* What to work on:
Will you transcribe the entries that follow, exactly and in full?

* Dataset records:
····················

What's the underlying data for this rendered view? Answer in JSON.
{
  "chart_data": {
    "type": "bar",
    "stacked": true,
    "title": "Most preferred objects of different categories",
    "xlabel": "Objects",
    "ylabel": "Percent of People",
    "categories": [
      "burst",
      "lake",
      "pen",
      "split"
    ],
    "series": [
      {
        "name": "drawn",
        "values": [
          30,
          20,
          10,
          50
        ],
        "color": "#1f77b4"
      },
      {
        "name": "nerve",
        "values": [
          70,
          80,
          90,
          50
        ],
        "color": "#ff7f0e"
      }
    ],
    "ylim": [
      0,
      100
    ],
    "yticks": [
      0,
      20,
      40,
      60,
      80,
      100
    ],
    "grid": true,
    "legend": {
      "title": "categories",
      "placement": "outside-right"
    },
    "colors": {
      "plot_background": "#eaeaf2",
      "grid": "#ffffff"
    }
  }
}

····················

* Problem solution:
What's the underlying data for this rendered view? Answer in JSON.
{
  "chart_data": {
    "type": "bar",
    "stacked": true,
    "title": "Most preferred objects of different categories",
    "xlabel": "Objects",
    "ylabel": "Percent of People",
    "categories": [
      "burst",
      "lake",
      "pen",
      "split"
    ],
    "series": [
      {
        "name": "drawn",
        "values": [
          30,
          20,
          10,
          50
        ],
        "color": "#1f77b4"
      },
      {
        "name": "nerve",
        "values": [
          70,
          80,
          90,
          50
        ],
        "color": "#ff7f0e"
      }
    ],
    "ylim": [
      0,
      100
    ],
    "yticks": [
      0,
      20,
      40,
      60,
      80,
      100
    ],
    "grid": true,
    "legend": {
      "title": "categories",
      "placement": "outside-right"
    },
    "colors": {
      "plot_background": "#eaeaf2",
      "grid": "#ffffff"
    }
  }
}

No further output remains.